Given instruction:
Copy each entry as it stands, leaving nothing out.
── Data listing
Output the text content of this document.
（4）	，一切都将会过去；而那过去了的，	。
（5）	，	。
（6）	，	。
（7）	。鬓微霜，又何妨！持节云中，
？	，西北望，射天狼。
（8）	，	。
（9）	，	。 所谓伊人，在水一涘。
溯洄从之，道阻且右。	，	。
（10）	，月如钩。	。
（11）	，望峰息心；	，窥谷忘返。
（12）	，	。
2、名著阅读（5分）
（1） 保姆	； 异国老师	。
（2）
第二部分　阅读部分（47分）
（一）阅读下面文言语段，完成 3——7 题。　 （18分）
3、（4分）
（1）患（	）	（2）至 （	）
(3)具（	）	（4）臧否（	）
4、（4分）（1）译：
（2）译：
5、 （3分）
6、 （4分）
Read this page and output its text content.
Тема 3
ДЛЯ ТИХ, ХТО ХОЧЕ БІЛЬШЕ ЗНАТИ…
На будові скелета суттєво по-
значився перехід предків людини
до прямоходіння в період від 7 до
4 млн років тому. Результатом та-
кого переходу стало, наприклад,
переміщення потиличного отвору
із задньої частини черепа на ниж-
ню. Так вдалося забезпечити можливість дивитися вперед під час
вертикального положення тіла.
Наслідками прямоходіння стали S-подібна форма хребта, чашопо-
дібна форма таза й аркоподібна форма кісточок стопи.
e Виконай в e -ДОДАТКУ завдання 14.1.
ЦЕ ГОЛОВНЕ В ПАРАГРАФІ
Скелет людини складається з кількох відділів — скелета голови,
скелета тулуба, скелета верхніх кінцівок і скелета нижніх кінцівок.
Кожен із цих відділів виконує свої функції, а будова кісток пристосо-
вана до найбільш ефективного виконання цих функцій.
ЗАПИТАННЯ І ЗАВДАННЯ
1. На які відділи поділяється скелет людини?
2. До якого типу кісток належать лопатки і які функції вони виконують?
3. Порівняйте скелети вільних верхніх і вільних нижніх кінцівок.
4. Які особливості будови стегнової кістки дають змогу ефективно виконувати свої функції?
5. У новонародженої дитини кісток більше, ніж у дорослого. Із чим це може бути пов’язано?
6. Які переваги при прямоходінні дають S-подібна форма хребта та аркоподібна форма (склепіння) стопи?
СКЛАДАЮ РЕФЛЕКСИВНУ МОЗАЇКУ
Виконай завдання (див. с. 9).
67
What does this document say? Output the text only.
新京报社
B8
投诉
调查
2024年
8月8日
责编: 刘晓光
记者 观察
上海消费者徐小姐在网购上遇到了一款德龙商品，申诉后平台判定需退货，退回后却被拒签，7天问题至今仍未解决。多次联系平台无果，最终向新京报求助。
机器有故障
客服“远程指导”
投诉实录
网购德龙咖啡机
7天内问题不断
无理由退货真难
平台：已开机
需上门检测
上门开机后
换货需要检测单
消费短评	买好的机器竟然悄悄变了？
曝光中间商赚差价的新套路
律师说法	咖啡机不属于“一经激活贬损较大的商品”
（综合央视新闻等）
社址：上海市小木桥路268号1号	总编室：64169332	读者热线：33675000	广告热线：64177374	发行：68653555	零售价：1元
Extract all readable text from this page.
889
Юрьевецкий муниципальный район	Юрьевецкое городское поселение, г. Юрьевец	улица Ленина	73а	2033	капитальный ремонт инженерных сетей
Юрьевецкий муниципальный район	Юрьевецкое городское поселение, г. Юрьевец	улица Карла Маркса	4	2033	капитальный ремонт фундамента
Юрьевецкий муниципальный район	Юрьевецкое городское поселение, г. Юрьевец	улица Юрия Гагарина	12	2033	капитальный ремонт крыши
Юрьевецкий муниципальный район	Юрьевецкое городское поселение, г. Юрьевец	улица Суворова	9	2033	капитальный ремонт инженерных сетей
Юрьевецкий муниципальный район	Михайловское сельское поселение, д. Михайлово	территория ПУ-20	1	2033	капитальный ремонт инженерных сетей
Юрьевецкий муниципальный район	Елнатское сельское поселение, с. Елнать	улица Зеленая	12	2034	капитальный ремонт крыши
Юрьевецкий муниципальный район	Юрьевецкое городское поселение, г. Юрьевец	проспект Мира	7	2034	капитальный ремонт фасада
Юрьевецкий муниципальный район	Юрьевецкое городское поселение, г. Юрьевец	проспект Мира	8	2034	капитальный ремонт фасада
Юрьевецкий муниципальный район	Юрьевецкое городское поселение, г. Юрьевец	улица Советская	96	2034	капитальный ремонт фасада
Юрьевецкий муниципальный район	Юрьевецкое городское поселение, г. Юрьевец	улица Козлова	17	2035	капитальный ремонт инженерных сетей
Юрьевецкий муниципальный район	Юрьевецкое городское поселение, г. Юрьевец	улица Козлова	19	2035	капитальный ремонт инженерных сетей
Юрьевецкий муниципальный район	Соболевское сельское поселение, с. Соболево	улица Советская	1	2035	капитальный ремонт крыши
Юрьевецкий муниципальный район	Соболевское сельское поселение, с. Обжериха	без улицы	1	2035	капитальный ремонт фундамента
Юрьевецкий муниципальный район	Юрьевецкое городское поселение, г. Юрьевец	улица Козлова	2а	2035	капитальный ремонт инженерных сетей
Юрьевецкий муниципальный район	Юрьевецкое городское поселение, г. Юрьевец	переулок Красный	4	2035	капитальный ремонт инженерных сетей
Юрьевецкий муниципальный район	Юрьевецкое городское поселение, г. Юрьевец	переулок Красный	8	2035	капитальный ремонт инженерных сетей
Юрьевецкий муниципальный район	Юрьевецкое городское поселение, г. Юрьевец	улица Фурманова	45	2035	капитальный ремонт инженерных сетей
────
Full solution:
Output the text content of this document.
（4）	，一切都将会过去；而那过去了的，	。
（5）	，	。
（6）	，	。
（7）	。鬓微霜，又何妨！持节云中，
？	，西北望，射天狼。
（8）	，	。
（9）	，	。 所谓伊人，在水一涘。
溯洄从之，道阻且右。	，	。
（10）	，月如钩。	。
（11）	，望峰息心；	，窥谷忘返。
（12）	，	。
2、名著阅读（5分）
（1） 保姆	； 异国老师	。
（2）
第二部分　阅读部分（47分）
（一）阅读下面文言语段，完成 3——7 题。　 （18分）
3、（4分）
（1）患（	）	（2）至 （	）
(3)具（	）	（4）臧否（	）
4、（4分）（1）译：
（2）译：
5、 （3分）
6、 （4分）
Read this page and output its text content.
Тема 3
ДЛЯ ТИХ, ХТО ХОЧЕ БІЛЬШЕ ЗНАТИ…
На будові скелета суттєво по-
значився перехід предків людини
до прямоходіння в період від 7 до
4 млн років тому. Результатом та-
кого переходу стало, наприклад,
переміщення потиличного отвору
із задньої частини черепа на ниж-
ню. Так вдалося забезпечити можливість дивитися вперед під час
вертикального положення тіла.
Наслідками прямоходіння стали S-подібна форма хребта, чашопо-
дібна форма таза й аркоподібна форма кісточок стопи.
e Виконай в e -ДОДАТКУ завдання 14.1.
ЦЕ ГОЛОВНЕ В ПАРАГРАФІ
Скелет людини складається з кількох відділів — скелета голови,
скелета тулуба, скелета верхніх кінцівок і скелета нижніх кінцівок.
Кожен із цих відділів виконує свої функції, а будова кісток пристосо-
вана до найбільш ефективного виконання цих функцій.
ЗАПИТАННЯ І ЗАВДАННЯ
1. На які відділи поділяється скелет людини?
2. До якого типу кісток належать лопатки і які функції вони виконують?
3. Порівняйте скелети вільних верхніх і вільних нижніх кінцівок.
4. Які особливості будови стегнової кістки дають змогу ефективно виконувати свої функції?
5. У новонародженої дитини кісток більше, ніж у дорослого. Із чим це може бути пов’язано?
6. Які переваги при прямоходінні дають S-подібна форма хребта та аркоподібна форма (склепіння) стопи?
СКЛАДАЮ РЕФЛЕКСИВНУ МОЗАЇКУ
Виконай завдання (див. с. 9).
67
What does this document say? Output the text only.
新京报社
B8
投诉
调查
2024年
8月8日
责编: 刘晓光
记者 观察
上海消费者徐小姐在网购上遇到了一款德龙商品，申诉后平台判定需退货，退回后却被拒签，7天问题至今仍未解决。多次联系平台无果，最终向新京报求助。
机器有故障
客服“远程指导”
投诉实录
网购德龙咖啡机
7天内问题不断
无理由退货真难
平台：已开机
需上门检测
上门开机后
换货需要检测单
消费短评	买好的机器竟然悄悄变了？
曝光中间商赚差价的新套路
律师说法	咖啡机不属于“一经激活贬损较大的商品”
（综合央视新闻等）
社址：上海市小木桥路268号1号	总编室：64169332	读者热线：33675000	广告热线：64177374	发行：68653555	零售价：1元
Extract all readable text from this page.
889
Юрьевецкий муниципальный район	Юрьевецкое городское поселение, г. Юрьевец	улица Ленина	73а	2033	капитальный ремонт инженерных сетей
Юрьевецкий муниципальный район	Юрьевецкое городское поселение, г. Юрьевец	улица Карла Маркса	4	2033	капитальный ремонт фундамента
Юрьевецкий муниципальный район	Юрьевецкое городское поселение, г. Юрьевец	улица Юрия Гагарина	12	2033	капитальный ремонт крыши
Юрьевецкий муниципальный район	Юрьевецкое городское поселение, г. Юрьевец	улица Суворова	9	2033	капитальный ремонт инженерных сетей
Юрьевецкий муниципальный район	Михайловское сельское поселение, д. Михайлово	территория ПУ-20	1	2033	капитальный ремонт инженерных сетей
Юрьевецкий муниципальный район	Елнатское сельское поселение, с. Елнать	улица Зеленая	12	2034	капитальный ремонт крыши
Юрьевецкий муниципальный район	Юрьевецкое городское поселение, г. Юрьевец	проспект Мира	7	2034	капитальный ремонт фасада
Юрьевецкий муниципальный район	Юрьевецкое городское поселение, г. Юрьевец	проспект Мира	8	2034	капитальный ремонт фасада
Юрьевецкий муниципальный район	Юрьевецкое городское поселение, г. Юрьевец	улица Советская	96	2034	капитальный ремонт фасада
Юрьевецкий муниципальный район	Юрьевецкое городское поселение, г. Юрьевец	улица Козлова	17	2035	капитальный ремонт инженерных сетей
Юрьевецкий муниципальный район	Юрьевецкое городское поселение, г. Юрьевец	улица Козлова	19	2035	капитальный ремонт инженерных сетей
Юрьевецкий муниципальный район	Соболевское сельское поселение, с. Соболево	улица Советская	1	2035	капитальный ремонт крыши
Юрьевецкий муниципальный район	Соболевское сельское поселение, с. Обжериха	без улицы	1	2035	капитальный ремонт фундамента
Юрьевецкий муниципальный район	Юрьевецкое городское поселение, г. Юрьевец	улица Козлова	2а	2035	капитальный ремонт инженерных сетей
Юрьевецкий муниципальный район	Юрьевецкое городское поселение, г. Юрьевец	переулок Красный	4	2035	капитальный ремонт инженерных сетей
Юрьевецкий муниципальный район	Юрьевецкое городское поселение, г. Юрьевец	переулок Красный	8	2035	капитальный ремонт инженерных сетей
Юрьевецкий муниципальный район	Юрьевецкое городское поселение, г. Юрьевец	улица Фурманова	45	2035	капитальный ремонт инженерных сетей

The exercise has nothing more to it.